Trecho da página ::
===============

Entrevista: Arnaud Vin, Editora Nemo
A Editora Nemo anunciou há poucos dias uma lista de lançamentos para 2015. Embora a maioria seja de autores europeus, eles se aproximam mais das graphic novels americanas: álbuns com tamanho de livro, em preto e branco, de 150 a 200 páginas. No anúncio, a própria editora chama os lançamentos de “nova coleção de graphic novels”.
Os lançamentos são:
– O Mundo de Aisha, do italiano Ugo Bertotti (abril)
– O Muro, da belga Céline Fraipont com o franco-argelino Pierre Bailly (abril)
– Uma Metamorfose Iraniana, do iraniano Maya Neyestani (maio)
– Vírus Tropical, da equatoriana-criada-na-Colômbia-radicada-na-Argentina Powerpaola (outubro)
– e, minha melhor surpresa, Pílulas Azuis, do suíço Frederik Peeters, que já comentei aqui, para setembro. (A propósito, confirmei com a editora que Pílulas sai aqui em sua versão revista e atualizada, que inclui 11 páginas extras sobre a vida da família Peeters treze anos depois da publicação original.)
A lista é realmente uma novidade para a Nemo, que se notabilizou pelos álbuns segundo a tradição francesa com alto apuro gráfico – capa dura, papel couchê, tamanho avantajado – e também com autores tradicionais da BD fantástica como Moebius, Bilal, Bourgeon e Loisel.
O diretor executivo da Nemo, Arnaud Vin, gentilmente respondeu algumas perguntas sobre estes novos rumos da Nemo – que não deixará de publicar Moebius e companhia, assim como continuará investindo em autores brasileiros.
A Nemo construiu sua identidade em torno dos álbuns de Moebius e de outros autores da tradição fantástica franco-belga. Me parece que o critério editorial era “Mas COMO essa BD clássica não existe no Brasil?”. Esta identidade continua existindo? Este investimento em uma linha de romances gráficos/graphic novels é uma mudança de rumo ou é apenas mais um prolongamento da Nemo?
“Mas COMO essa BD clássica não existe no Brasil?”… Não foi bem assim. Até porque teria sido muito pretensioso pensar desta forma e ter este critério editorial. O fato de eu ser francês, e mais ainda da geração Métal Hurlant, sem dúvida orientou a construção da Nemo. Junto com o Wellington Srbek, o editor da Nemo na época [Srbek deixou o cargo de editor da Nemo no início de 2015], achamos natural iniciar essa aventura com o Arzach do Moebius. Foi uma evidência. E isso se consolidou com o lançamento de autores como Enki Bilal, mas também com Pratt, Tardi, Loisel, Bourgeon ou mais recentemente Frederik Peeters.
Não sei se essa “identidade” continua ou não existindo, mas uma coisa é certa: vamos continuar nessa linha, publicando outras obras do Moebius e Jodorowsky, por exemplo. Mas sem se “fechar”. É assim que chega essa nova linha de romances gráficos. Um prolongamento da Nemo, um novo horizonte a explorar. E espero poder continuar a experimentar novos caminhos.

===============

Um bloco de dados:
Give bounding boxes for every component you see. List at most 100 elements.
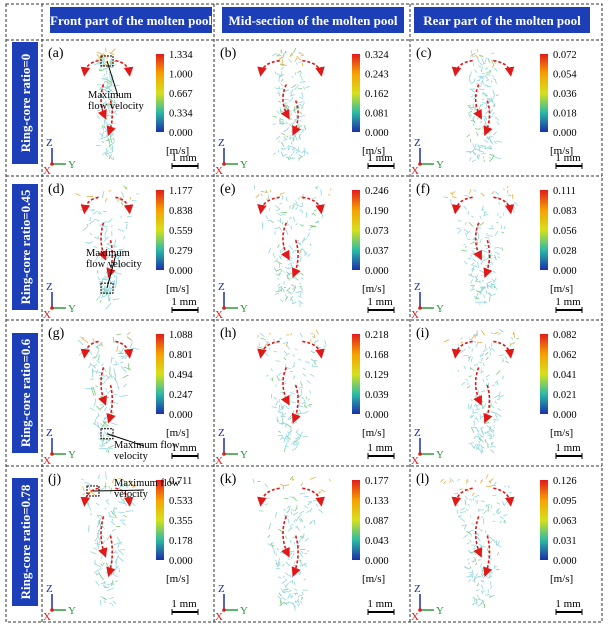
panel-label: (f) xyxy=(416,182,430,197)
velocity-vector xyxy=(111,224,113,228)
velocity-vector xyxy=(453,210,456,213)
panel-f: (f) 0.111 0.083 0.056 0.028 0.000 [m/s]1 mm Z X Y xyxy=(411,182,583,321)
velocity-vector xyxy=(291,285,297,291)
velocity-vector xyxy=(496,398,501,401)
velocity-vector xyxy=(97,211,101,215)
velocity-vector xyxy=(91,386,94,390)
velocity-vector xyxy=(298,405,304,407)
velocity-vector xyxy=(471,285,475,289)
flow-arrows xyxy=(451,340,515,424)
velocity-vector xyxy=(477,599,484,601)
flow-arrow xyxy=(483,100,493,136)
flow-arrow xyxy=(257,340,280,359)
y-axis-label: Y xyxy=(436,449,444,461)
velocity-vector xyxy=(281,580,287,584)
x-axis-label: X xyxy=(411,165,419,177)
flow-arrow xyxy=(98,222,107,261)
velocity-field xyxy=(77,331,140,453)
colorbar-tick-label: 0.000 xyxy=(365,556,389,567)
velocity-vector xyxy=(108,511,112,517)
velocity-vector xyxy=(307,549,309,553)
panel-k: (k) 0.177 0.133 0.087 0.043 0.000 [m/s] 1 mm Z X Y xyxy=(215,472,395,623)
velocity-vector xyxy=(299,96,304,99)
velocity-vector xyxy=(473,153,477,156)
velocity-vector xyxy=(97,276,101,281)
velocity-vector xyxy=(270,543,274,548)
velocity-vector xyxy=(277,244,280,248)
velocity-vector xyxy=(280,391,284,393)
velocity-vector xyxy=(470,443,475,449)
velocity-vector xyxy=(101,190,105,199)
velocity-vector xyxy=(295,151,298,154)
velocity-vector xyxy=(489,108,493,115)
colorbar-tick-label: 0.334 xyxy=(169,109,193,120)
velocity-vector xyxy=(480,370,484,374)
velocity-vector xyxy=(496,540,501,547)
velocity-vector xyxy=(465,509,469,511)
velocity-vector xyxy=(278,100,281,103)
velocity-vector xyxy=(118,482,122,492)
velocity-vector xyxy=(477,225,482,229)
velocity-vector xyxy=(283,139,286,141)
velocity-vector xyxy=(323,345,327,348)
z-axis-label: Z xyxy=(414,427,421,439)
velocity-vector xyxy=(123,383,127,388)
velocity-vector xyxy=(118,262,121,269)
velocity-vector xyxy=(281,59,284,64)
velocity-vector xyxy=(278,430,281,433)
velocity-vector xyxy=(290,112,293,117)
velocity-vector xyxy=(291,401,296,404)
velocity-vector xyxy=(113,393,118,396)
colorbar-tick-label: 0.000 xyxy=(553,128,577,139)
velocity-vector xyxy=(292,536,296,539)
colorbar-tick-label: 0.081 xyxy=(365,109,389,120)
velocity-vector xyxy=(265,353,269,357)
velocity-vector xyxy=(463,365,467,370)
velocity-vector xyxy=(492,429,495,432)
unit-label: [m/s] xyxy=(166,283,189,295)
velocity-vector xyxy=(281,250,285,253)
velocity-vector xyxy=(318,491,322,494)
velocity-vector xyxy=(275,384,277,387)
velocity-vector xyxy=(291,53,293,57)
velocity-vector xyxy=(466,230,471,235)
velocity-vector xyxy=(480,438,484,443)
velocity-vector xyxy=(301,238,307,243)
velocity-field xyxy=(253,184,332,307)
velocity-vector xyxy=(492,539,496,542)
velocity-vector xyxy=(471,250,476,254)
velocity-vector xyxy=(95,502,100,506)
velocity-vector xyxy=(107,104,111,108)
velocity-vector xyxy=(497,256,501,258)
velocity-vector xyxy=(102,149,109,156)
velocity-vector xyxy=(472,267,474,272)
velocity-vector xyxy=(273,548,276,555)
flow-arrow xyxy=(292,100,301,136)
colorbar-tick-label: 0.247 xyxy=(169,390,193,401)
velocity-vector xyxy=(296,262,300,267)
velocity-vector xyxy=(492,277,497,284)
velocity-vector xyxy=(472,498,475,501)
velocity-vector xyxy=(121,191,125,198)
velocity-vector xyxy=(103,368,107,373)
velocity-vector xyxy=(287,423,292,428)
velocity-vector xyxy=(291,478,295,481)
velocity-vector xyxy=(469,515,472,518)
velocity-vector xyxy=(487,147,493,150)
velocity-vector xyxy=(290,225,293,230)
velocity-vector xyxy=(291,284,295,287)
velocity-vector xyxy=(281,63,287,66)
velocity-vector xyxy=(475,278,478,283)
velocity-vector xyxy=(491,154,495,160)
velocity-vector xyxy=(308,404,312,408)
velocity-vector xyxy=(92,364,98,367)
velocity-vector xyxy=(307,398,311,401)
velocity-vector xyxy=(281,141,285,147)
velocity-vector xyxy=(260,193,263,197)
velocity-vector xyxy=(277,283,281,287)
velocity-vector xyxy=(281,132,286,136)
velocity-vector xyxy=(495,221,499,224)
velocity-vector xyxy=(478,528,483,532)
velocity-vector xyxy=(482,510,488,515)
velocity-vector xyxy=(88,362,92,369)
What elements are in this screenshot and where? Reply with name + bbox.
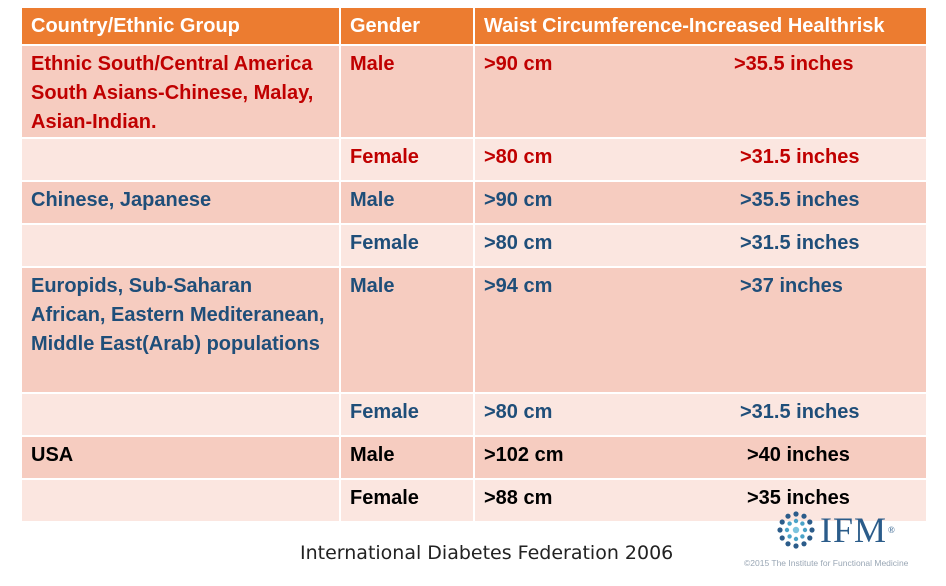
cell-inches: >37 inches — [740, 275, 843, 297]
cell-measure: >80 cm >31.5 inches — [474, 393, 926, 437]
cell-cm: >94 cm — [484, 275, 553, 297]
cell-inches: >31.5 inches — [740, 146, 860, 168]
ifm-logo: IFM® — [776, 510, 896, 550]
cell-group: USA — [22, 436, 341, 480]
cell-gender: Female — [340, 138, 475, 182]
cell-gender: Female — [340, 393, 475, 437]
cell-measure: >94 cm >37 inches — [474, 267, 926, 394]
waist-circumference-table: Country/Ethnic Group Gender Waist Circum… — [22, 8, 926, 523]
cell-group: Europids, Sub-Saharan African, Eastern M… — [22, 267, 341, 394]
cell-gender: Male — [340, 267, 475, 394]
cell-cm: >80 cm — [484, 232, 553, 254]
table-header-row: Country/Ethnic Group Gender Waist Circum… — [22, 8, 926, 46]
ifm-logo-mark-icon — [777, 511, 815, 549]
table-row: Female >80 cm >31.5 inches — [22, 138, 926, 182]
cell-gender: Female — [340, 479, 475, 523]
cell-gender: Female — [340, 224, 475, 268]
table-row: USA Male >102 cm >40 inches — [22, 436, 926, 480]
table-row: Ethnic South/Central America South Asian… — [22, 45, 926, 139]
table-row: Europids, Sub-Saharan African, Eastern M… — [22, 267, 926, 394]
cell-group — [22, 138, 341, 182]
cell-inches: >31.5 inches — [740, 401, 860, 423]
cell-measure: >80 cm >31.5 inches — [474, 138, 926, 182]
source-caption: International Diabetes Federation 2006 — [300, 542, 674, 564]
table-row: Female >88 cm >35 inches — [22, 479, 926, 523]
cell-group: Chinese, Japanese — [22, 181, 341, 225]
cell-gender: Male — [340, 436, 475, 480]
cell-inches: >35.5 inches — [740, 189, 860, 211]
cell-group — [22, 224, 341, 268]
cell-cm: >90 cm — [484, 53, 553, 75]
cell-cm: >88 cm — [484, 487, 553, 509]
cell-measure: >102 cm >40 inches — [474, 436, 926, 480]
table-row: Chinese, Japanese Male >90 cm >35.5 inch… — [22, 181, 926, 225]
copyright-notice: ©2015 The Institute for Functional Medic… — [744, 558, 909, 568]
table-row: Female >80 cm >31.5 inches — [22, 393, 926, 437]
header-gender: Gender — [340, 8, 475, 46]
cell-cm: >102 cm — [484, 444, 564, 466]
cell-measure: >88 cm >35 inches — [474, 479, 926, 523]
ifm-logo-text: IFM® — [820, 510, 896, 550]
cell-measure: >90 cm >35.5 inches — [474, 45, 926, 139]
cell-cm: >90 cm — [484, 189, 553, 211]
cell-measure: >80 cm >31.5 inches — [474, 224, 926, 268]
cell-inches: >35 inches — [747, 487, 850, 509]
header-country-group: Country/Ethnic Group — [22, 8, 341, 46]
cell-measure: >90 cm >35.5 inches — [474, 181, 926, 225]
cell-group — [22, 479, 341, 523]
cell-inches: >40 inches — [747, 444, 850, 466]
header-waist-circumference: Waist Circumference-Increased Healthrisk — [474, 8, 926, 46]
cell-group: Ethnic South/Central America South Asian… — [22, 45, 341, 139]
table-row: Female >80 cm >31.5 inches — [22, 224, 926, 268]
cell-gender: Male — [340, 45, 475, 139]
registered-mark: ® — [888, 525, 896, 535]
cell-inches: >35.5 inches — [734, 53, 854, 75]
cell-gender: Male — [340, 181, 475, 225]
cell-inches: >31.5 inches — [740, 232, 860, 254]
cell-cm: >80 cm — [484, 401, 553, 423]
cell-cm: >80 cm — [484, 146, 553, 168]
cell-group — [22, 393, 341, 437]
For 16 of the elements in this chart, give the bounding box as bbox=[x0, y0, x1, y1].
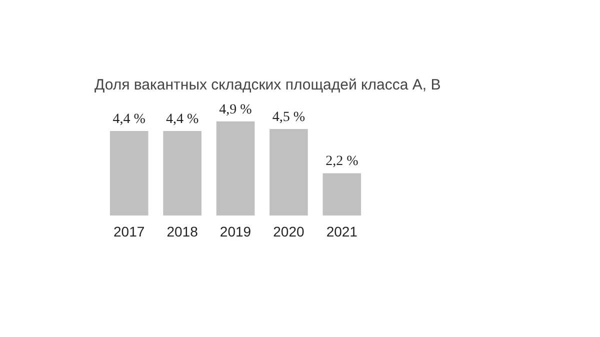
bar bbox=[216, 121, 255, 216]
x-tick-label: 2021 bbox=[326, 224, 358, 240]
x-tick-label: 2019 bbox=[220, 224, 252, 240]
bar bbox=[110, 130, 148, 216]
data-label: 4,4 % bbox=[112, 112, 146, 127]
data-label: 2,2 % bbox=[326, 154, 359, 170]
data-label: 4,5 % bbox=[272, 110, 306, 126]
data-label: 4,4 % bbox=[166, 112, 199, 127]
chart-title: Доля вакантных складских площадей класса А, В bbox=[94, 76, 441, 94]
x-tick-label: 2018 bbox=[166, 224, 198, 240]
x-tick-label: 2017 bbox=[114, 224, 145, 240]
bar bbox=[322, 173, 362, 216]
bar bbox=[163, 130, 202, 216]
x-tick-label: 2020 bbox=[273, 224, 304, 240]
data-label: 4,9 % bbox=[219, 102, 252, 118]
bar bbox=[270, 129, 308, 216]
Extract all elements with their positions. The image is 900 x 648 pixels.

===============

Suas tarefas ::
A) Transcreva o trecho da entrevista que começa em "A lista é realmente" e segue até "prolongamento da Nemo?".
B) Apresente em uma tabela Markdown, com as colunas Número e Linha do registro, as linhas dos registros que vão da linha com "bar bbox=[216, 121, 255, 216]" até o fim dos registros, sem as linhas em branco.

Respostas por tarefa ::
A)
A lista é realmente uma novidade para a Nemo, que se notabilizou pelos álbuns segundo a tradição francesa com alto apuro gráfico – capa dura, papel couchê, tamanho avantajado – e também com autores tradicionais da BD fantástica como Moebius, Bilal, Bourgeon e Loisel.
O diretor executivo da Nemo, Arnaud Vin, gentilmente respondeu algumas perguntas sobre estes novos rumos da Nemo – que não deixará de publicar Moebius e companhia, assim como continuará investindo em autores brasileiros.
A Nemo construiu sua identidade em torno dos álbuns de Moebius e de outros autores da tradição fantástica franco-belga. Me parece que o critério editorial era “Mas COMO essa BD clássica não existe no Brasil?”. Esta identidade continua existindo? Este investimento em uma linha de romances gráficos/graphic novels é uma mudança de rumo ou é apenas mais um prolongamento da Nemo?

B)
| Número | Linha do registro |
|---|---|
| 1 | bar bbox=[216, 121, 255, 216] |
| 2 | x-tick-label: 2021 bbox=[326, 224, 358, 240] |
| 3 | x-tick-label: 2019 bbox=[220, 224, 252, 240] |
| 4 | bar bbox=[110, 130, 148, 216] |
| 5 | data-label: 4,4 % bbox=[112, 112, 146, 127] |
| 6 | data-label: 2,2 % bbox=[326, 154, 359, 170] |
| 7 | data-label: 4,5 % bbox=[272, 110, 306, 126] |
| 8 | data-label: 4,4 % bbox=[166, 112, 199, 127] |
| 9 | chart-title: Доля вакантных складских площадей класса А, В bbox=[94, 76, 441, 94] |
| 10 | x-tick-label: 2018 bbox=[166, 224, 198, 240] |
| 11 | x-tick-label: 2017 bbox=[114, 224, 145, 240] |
| 12 | bar bbox=[322, 173, 362, 216] |
| 13 | bar bbox=[163, 130, 202, 216] |
| 14 | x-tick-label: 2020 bbox=[273, 224, 304, 240] |
| 15 | data-label: 4,9 % bbox=[219, 102, 252, 118] |
| 16 | bar bbox=[270, 129, 308, 216] |
| 17 | Extract all elements with their positions. The image is 900 x 648 pixels. |